_Given task_
Gather every line below where "Stub" appears.

_Source data_
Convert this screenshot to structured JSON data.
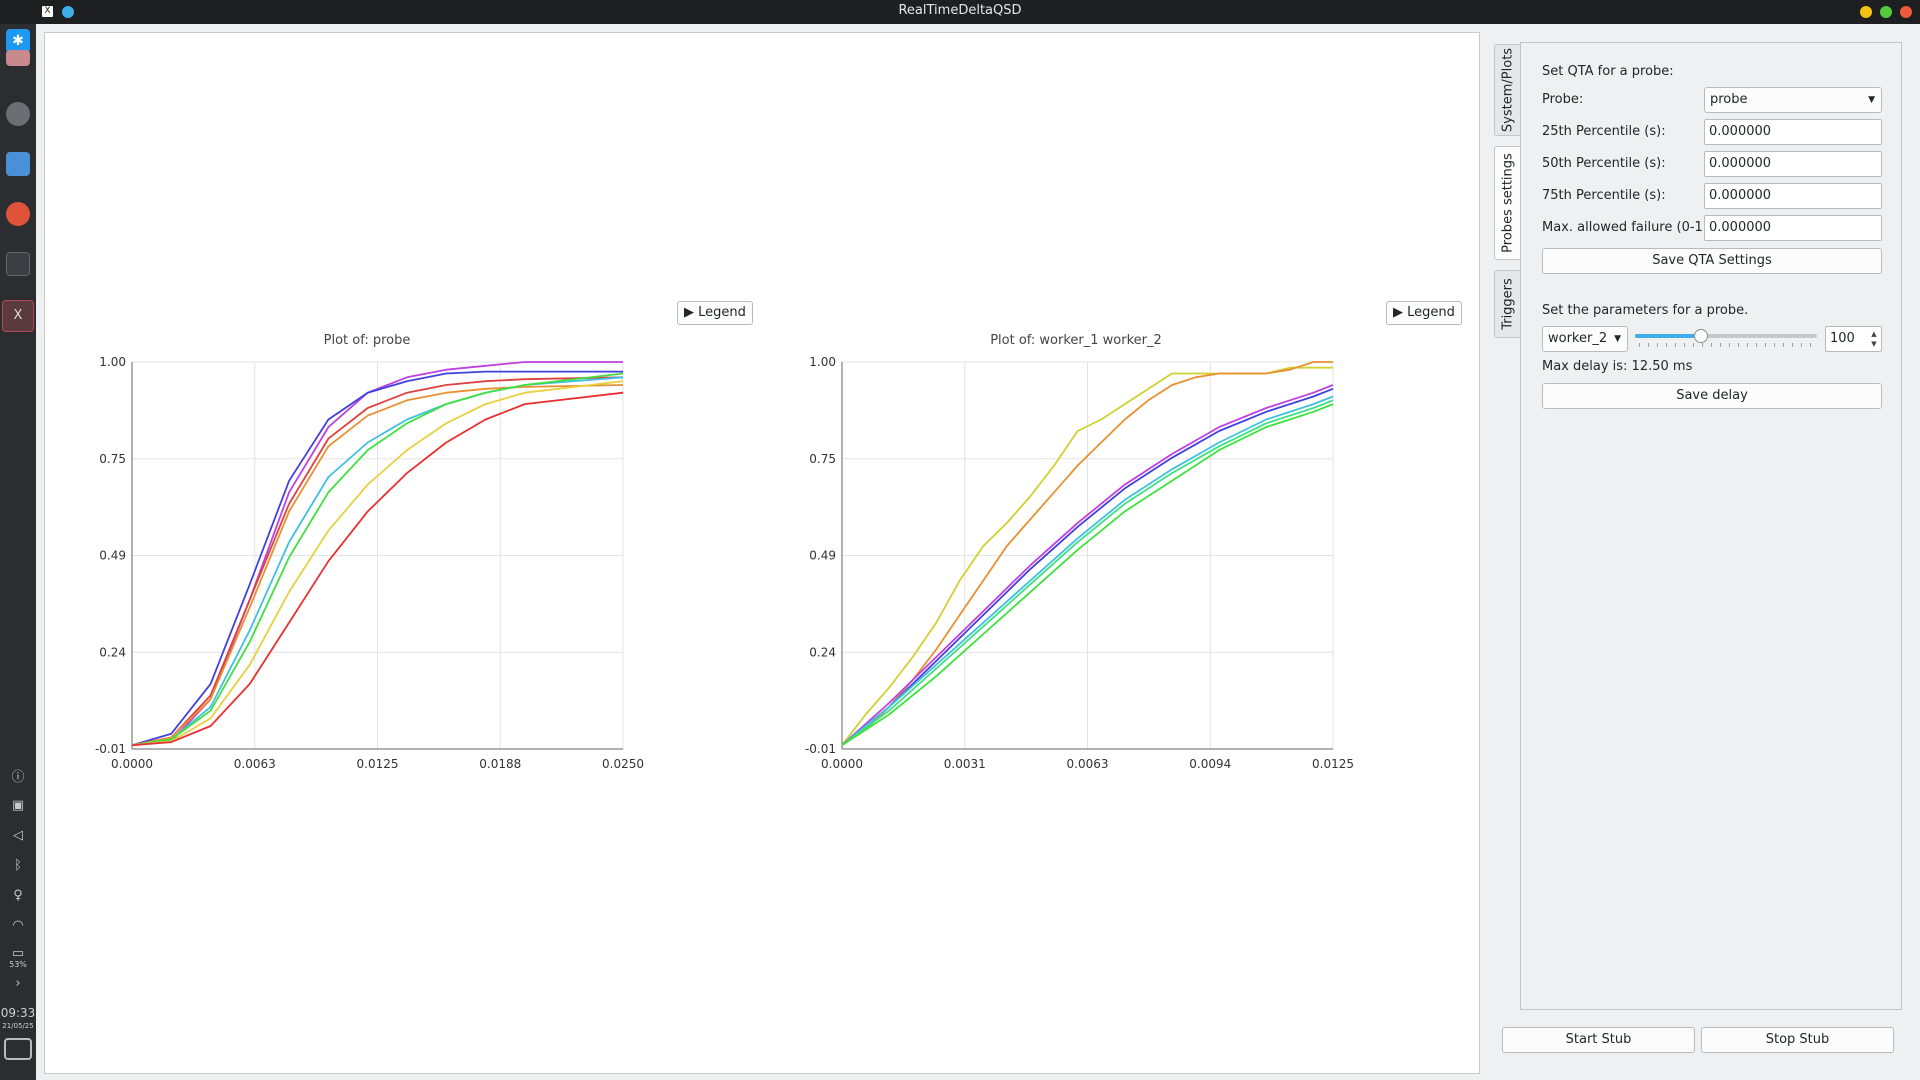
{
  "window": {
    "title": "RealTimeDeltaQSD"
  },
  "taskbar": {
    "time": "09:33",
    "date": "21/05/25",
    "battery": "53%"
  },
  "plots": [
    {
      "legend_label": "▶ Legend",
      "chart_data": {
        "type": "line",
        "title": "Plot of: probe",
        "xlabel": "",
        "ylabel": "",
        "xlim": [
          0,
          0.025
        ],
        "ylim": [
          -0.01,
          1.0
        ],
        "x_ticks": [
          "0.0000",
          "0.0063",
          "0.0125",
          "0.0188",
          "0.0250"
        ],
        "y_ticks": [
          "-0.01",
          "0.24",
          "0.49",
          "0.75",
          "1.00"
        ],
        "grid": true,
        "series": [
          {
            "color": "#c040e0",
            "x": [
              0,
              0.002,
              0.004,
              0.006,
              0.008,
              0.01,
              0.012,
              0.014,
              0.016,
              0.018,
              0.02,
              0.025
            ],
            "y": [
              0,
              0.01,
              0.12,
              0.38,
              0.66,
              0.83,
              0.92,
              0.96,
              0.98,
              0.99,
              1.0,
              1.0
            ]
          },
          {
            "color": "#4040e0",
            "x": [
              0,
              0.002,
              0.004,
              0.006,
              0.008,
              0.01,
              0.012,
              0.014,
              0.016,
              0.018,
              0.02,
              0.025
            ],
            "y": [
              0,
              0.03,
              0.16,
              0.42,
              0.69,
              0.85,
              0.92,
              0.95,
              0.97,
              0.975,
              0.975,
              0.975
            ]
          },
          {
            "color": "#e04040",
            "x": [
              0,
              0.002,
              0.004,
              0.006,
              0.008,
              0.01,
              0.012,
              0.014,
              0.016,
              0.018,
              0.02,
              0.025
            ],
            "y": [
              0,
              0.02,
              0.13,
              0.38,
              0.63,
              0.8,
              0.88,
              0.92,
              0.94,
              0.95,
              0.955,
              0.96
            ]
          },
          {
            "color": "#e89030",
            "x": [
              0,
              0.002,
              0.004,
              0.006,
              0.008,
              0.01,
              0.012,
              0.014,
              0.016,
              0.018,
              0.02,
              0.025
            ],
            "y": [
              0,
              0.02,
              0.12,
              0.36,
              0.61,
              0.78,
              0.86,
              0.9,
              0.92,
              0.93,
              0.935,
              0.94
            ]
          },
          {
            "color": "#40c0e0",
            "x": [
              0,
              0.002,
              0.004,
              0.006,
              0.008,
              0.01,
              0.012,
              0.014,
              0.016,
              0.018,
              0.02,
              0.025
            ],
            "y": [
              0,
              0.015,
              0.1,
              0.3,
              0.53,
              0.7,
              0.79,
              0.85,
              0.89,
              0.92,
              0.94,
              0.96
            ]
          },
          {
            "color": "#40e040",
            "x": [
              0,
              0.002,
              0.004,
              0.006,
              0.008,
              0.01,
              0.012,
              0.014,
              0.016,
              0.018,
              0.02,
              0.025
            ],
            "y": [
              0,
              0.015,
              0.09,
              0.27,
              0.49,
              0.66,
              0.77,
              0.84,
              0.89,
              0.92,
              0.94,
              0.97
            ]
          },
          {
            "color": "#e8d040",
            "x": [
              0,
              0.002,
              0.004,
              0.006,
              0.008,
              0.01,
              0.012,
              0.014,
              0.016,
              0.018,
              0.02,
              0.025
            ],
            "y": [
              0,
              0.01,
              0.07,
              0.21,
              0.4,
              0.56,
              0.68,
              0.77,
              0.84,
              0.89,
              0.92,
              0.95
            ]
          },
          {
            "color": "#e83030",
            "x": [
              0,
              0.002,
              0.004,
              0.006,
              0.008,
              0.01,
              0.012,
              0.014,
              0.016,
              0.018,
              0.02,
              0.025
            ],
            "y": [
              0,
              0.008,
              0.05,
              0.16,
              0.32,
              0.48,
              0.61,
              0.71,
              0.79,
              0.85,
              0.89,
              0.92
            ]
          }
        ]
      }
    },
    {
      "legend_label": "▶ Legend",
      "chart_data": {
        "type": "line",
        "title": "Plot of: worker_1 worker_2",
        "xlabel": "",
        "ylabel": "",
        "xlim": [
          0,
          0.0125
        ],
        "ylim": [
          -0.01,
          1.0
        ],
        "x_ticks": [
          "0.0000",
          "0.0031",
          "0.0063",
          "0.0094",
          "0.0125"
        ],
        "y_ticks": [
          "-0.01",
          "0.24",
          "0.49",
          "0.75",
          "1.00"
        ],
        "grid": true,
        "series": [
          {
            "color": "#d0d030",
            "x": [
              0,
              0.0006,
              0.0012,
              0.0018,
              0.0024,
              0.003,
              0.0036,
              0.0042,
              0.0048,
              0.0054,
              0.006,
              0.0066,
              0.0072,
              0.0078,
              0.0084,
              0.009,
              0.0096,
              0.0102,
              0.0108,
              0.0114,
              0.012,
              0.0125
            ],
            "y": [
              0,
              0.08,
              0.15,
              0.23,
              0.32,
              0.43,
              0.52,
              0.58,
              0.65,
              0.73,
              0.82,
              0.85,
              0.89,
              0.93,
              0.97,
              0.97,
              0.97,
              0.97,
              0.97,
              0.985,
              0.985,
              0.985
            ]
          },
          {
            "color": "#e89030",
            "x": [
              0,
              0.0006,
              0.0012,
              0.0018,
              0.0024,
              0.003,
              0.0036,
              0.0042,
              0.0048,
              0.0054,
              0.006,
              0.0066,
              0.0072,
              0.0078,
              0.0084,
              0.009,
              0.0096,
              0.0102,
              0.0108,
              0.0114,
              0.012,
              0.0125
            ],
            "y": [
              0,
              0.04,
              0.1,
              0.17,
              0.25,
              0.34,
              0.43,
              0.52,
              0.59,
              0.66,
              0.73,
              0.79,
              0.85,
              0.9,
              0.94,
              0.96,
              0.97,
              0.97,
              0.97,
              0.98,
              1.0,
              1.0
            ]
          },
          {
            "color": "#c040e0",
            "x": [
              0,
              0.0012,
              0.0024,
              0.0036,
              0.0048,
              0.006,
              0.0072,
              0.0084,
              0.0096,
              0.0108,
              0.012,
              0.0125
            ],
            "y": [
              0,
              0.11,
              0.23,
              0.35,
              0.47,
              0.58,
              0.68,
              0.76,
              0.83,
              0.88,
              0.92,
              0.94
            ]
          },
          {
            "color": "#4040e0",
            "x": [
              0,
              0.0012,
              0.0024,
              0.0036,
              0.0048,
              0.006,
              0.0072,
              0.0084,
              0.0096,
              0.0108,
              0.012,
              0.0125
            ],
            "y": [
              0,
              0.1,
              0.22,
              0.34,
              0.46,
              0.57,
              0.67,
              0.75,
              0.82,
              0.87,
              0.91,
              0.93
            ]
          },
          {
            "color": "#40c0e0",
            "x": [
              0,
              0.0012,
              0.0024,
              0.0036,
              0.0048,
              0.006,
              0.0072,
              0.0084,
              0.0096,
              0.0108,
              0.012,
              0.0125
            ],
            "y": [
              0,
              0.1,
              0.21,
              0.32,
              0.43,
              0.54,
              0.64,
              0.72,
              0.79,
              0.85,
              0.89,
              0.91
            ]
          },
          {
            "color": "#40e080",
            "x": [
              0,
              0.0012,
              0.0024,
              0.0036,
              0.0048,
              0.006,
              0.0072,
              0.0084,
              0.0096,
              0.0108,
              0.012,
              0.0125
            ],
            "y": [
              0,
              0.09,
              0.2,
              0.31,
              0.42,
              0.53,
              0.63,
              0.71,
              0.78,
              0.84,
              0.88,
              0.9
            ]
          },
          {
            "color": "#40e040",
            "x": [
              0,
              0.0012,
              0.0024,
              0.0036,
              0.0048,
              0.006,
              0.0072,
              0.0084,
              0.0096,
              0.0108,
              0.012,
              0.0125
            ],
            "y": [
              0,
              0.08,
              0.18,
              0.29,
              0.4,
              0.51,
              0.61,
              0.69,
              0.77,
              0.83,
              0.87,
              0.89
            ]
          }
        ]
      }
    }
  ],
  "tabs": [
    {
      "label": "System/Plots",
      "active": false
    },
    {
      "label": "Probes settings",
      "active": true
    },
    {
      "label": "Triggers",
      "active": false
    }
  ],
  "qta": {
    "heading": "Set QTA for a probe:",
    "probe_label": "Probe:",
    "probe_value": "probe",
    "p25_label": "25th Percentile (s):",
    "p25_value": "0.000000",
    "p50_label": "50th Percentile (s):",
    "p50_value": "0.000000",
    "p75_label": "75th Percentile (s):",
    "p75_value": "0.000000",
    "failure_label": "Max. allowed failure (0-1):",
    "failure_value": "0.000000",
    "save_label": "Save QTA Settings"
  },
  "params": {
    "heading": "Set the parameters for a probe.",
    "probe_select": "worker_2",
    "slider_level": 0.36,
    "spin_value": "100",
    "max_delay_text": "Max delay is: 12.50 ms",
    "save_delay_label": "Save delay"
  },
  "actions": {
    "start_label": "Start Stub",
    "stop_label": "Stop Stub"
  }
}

_Written solution_
    "start_label": "Start Stub",
    "stop_label": "Stop Stub"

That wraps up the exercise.